TASK PROMPT: Your answer should be a single number: the count of lines holding the word "JSON".

[Data records]
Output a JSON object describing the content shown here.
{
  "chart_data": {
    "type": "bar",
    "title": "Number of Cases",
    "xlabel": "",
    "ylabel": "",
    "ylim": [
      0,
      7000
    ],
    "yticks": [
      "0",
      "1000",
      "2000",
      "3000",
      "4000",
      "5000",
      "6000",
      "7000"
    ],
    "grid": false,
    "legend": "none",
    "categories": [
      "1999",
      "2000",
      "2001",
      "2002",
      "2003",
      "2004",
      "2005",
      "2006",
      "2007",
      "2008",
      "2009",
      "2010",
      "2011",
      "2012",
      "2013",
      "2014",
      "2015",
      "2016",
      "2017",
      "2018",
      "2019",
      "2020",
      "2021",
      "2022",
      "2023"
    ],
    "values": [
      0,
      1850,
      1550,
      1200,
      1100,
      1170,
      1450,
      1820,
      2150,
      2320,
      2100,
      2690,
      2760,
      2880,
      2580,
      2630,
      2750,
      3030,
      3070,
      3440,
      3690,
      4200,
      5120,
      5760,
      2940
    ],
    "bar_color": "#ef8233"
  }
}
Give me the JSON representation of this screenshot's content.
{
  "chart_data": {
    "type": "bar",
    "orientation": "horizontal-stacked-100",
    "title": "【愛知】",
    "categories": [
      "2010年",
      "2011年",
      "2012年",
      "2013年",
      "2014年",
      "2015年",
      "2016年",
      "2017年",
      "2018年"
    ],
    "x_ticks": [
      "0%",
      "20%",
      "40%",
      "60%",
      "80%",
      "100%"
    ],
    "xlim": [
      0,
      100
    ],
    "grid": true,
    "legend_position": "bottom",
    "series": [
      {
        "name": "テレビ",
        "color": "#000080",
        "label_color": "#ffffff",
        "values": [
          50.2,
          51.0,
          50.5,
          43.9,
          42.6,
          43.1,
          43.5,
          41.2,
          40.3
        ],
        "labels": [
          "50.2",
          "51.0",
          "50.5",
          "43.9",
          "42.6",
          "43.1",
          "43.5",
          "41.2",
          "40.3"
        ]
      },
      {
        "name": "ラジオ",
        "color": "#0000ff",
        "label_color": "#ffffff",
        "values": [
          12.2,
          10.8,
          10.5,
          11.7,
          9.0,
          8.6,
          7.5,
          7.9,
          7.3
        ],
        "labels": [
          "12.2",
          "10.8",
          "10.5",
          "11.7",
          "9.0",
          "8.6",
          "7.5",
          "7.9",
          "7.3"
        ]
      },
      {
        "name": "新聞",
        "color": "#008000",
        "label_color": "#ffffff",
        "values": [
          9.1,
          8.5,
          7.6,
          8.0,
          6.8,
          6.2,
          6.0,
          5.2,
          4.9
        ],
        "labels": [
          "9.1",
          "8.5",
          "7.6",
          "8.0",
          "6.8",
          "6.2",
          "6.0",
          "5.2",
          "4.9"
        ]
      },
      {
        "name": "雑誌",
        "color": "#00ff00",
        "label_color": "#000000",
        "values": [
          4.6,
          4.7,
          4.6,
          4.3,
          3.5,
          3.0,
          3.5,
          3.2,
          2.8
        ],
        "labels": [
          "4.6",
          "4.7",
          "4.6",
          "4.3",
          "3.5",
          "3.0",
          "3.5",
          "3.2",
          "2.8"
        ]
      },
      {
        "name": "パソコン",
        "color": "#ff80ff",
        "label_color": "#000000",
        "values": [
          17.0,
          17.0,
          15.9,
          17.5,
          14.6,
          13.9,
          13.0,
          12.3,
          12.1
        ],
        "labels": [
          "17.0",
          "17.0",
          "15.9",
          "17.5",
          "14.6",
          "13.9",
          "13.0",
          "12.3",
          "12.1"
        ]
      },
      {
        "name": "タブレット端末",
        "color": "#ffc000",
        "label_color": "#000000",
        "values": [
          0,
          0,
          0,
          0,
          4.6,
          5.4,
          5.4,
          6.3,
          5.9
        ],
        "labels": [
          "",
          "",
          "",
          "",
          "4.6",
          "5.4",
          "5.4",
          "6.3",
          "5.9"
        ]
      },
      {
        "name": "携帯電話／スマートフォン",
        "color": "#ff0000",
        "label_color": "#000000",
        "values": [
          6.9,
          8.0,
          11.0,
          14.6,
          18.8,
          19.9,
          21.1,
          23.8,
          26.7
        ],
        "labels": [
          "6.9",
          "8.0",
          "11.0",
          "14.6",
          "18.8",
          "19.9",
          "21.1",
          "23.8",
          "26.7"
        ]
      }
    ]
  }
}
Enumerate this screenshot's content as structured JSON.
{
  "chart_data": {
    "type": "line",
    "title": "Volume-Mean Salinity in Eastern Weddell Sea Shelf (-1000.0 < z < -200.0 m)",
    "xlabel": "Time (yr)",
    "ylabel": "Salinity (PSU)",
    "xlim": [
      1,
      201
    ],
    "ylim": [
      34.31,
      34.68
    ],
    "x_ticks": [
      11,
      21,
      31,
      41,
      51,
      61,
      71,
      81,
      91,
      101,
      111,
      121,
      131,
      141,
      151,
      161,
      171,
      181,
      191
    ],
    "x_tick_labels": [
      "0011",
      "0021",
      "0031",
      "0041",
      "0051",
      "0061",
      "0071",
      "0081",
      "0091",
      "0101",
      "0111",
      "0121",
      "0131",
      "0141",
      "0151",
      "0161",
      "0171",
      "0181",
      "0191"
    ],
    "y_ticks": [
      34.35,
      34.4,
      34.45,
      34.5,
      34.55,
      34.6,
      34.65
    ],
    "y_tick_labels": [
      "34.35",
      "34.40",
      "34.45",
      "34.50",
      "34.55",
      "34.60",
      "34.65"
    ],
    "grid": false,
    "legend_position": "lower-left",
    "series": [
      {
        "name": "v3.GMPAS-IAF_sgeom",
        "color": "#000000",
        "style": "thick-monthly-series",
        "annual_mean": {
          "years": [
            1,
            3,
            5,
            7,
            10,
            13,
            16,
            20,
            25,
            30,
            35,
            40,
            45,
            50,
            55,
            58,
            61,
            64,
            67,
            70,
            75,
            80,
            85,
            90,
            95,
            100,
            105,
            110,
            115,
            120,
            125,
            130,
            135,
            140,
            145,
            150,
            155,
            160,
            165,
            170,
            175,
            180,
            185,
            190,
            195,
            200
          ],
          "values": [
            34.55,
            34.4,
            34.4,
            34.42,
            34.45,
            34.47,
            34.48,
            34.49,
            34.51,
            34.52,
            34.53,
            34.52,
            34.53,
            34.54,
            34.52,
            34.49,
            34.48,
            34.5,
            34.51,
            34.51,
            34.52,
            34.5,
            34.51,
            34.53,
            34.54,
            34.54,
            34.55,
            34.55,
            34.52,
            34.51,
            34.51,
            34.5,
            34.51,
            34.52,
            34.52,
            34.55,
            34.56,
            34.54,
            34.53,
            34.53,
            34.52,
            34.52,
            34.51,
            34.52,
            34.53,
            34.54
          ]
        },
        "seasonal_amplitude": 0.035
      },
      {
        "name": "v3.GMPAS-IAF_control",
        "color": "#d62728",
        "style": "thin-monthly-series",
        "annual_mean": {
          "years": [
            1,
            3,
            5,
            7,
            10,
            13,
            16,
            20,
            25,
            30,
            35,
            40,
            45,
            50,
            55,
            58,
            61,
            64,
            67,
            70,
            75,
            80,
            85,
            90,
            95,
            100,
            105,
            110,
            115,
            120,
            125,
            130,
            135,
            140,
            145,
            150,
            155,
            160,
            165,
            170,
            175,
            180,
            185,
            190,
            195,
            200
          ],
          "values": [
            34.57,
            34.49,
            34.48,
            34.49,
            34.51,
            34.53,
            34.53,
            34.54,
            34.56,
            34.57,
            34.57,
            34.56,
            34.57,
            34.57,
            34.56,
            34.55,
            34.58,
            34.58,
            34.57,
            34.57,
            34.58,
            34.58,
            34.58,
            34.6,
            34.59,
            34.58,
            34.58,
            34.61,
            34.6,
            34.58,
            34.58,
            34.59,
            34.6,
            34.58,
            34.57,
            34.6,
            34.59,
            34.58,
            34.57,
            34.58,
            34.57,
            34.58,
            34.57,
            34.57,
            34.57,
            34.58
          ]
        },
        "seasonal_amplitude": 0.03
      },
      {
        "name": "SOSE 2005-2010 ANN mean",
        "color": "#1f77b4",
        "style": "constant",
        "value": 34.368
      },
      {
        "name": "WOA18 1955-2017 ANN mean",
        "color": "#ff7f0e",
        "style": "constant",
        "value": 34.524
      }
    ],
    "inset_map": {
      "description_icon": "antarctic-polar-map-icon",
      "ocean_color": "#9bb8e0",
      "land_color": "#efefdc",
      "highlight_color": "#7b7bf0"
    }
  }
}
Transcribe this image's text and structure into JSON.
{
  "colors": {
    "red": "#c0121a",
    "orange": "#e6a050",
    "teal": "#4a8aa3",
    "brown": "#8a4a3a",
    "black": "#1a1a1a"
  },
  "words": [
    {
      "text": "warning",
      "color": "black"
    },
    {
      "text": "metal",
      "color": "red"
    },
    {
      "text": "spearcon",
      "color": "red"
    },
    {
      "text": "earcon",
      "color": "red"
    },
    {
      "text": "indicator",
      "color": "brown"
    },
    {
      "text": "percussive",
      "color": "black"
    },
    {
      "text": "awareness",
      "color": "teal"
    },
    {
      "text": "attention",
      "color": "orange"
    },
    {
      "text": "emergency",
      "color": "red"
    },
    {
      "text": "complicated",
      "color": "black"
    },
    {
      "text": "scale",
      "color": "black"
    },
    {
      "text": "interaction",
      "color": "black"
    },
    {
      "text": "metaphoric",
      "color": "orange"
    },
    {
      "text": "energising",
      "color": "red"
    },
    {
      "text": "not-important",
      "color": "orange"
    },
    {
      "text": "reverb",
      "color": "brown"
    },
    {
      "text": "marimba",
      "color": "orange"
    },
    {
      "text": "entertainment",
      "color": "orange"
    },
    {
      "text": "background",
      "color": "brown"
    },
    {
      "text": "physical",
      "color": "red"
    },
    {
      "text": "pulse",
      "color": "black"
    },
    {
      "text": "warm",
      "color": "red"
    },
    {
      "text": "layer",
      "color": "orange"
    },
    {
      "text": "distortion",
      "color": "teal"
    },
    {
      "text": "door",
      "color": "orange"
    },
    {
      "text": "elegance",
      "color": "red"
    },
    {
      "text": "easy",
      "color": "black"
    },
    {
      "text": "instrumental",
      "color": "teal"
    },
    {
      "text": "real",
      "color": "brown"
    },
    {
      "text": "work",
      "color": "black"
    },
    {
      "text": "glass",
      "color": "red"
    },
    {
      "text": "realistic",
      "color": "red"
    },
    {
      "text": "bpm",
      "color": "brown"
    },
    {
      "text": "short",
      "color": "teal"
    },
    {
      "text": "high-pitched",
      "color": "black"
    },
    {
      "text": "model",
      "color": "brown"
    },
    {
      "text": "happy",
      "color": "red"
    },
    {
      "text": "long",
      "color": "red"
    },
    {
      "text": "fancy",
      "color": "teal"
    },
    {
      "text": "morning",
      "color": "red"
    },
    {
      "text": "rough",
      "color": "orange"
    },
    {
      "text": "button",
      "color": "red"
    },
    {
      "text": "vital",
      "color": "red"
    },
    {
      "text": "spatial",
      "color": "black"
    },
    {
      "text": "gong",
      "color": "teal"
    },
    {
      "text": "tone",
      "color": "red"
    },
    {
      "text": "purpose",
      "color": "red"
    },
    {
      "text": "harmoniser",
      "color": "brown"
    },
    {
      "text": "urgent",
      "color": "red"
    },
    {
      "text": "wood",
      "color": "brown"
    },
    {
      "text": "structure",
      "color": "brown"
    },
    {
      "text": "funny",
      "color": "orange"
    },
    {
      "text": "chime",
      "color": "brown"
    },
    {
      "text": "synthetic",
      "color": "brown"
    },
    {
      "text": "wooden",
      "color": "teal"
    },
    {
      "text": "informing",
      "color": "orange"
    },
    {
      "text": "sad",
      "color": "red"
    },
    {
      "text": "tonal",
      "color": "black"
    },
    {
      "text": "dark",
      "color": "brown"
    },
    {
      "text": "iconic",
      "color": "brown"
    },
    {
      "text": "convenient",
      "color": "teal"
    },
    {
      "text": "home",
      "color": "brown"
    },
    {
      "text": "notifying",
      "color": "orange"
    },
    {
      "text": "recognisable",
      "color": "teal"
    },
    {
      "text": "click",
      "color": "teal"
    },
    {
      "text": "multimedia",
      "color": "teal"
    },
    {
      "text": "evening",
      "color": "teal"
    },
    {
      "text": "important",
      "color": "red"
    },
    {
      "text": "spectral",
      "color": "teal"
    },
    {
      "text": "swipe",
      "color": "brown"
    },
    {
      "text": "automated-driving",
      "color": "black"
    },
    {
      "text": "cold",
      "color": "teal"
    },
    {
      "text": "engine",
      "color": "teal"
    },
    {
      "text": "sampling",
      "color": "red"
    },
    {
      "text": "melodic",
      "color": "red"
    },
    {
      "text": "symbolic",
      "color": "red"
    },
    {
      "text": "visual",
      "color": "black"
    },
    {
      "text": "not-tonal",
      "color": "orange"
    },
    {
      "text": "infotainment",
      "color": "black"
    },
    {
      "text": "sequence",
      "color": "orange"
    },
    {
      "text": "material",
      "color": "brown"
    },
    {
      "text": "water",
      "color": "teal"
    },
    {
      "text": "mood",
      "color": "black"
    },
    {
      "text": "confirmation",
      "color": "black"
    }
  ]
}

THE SOLUTION: 4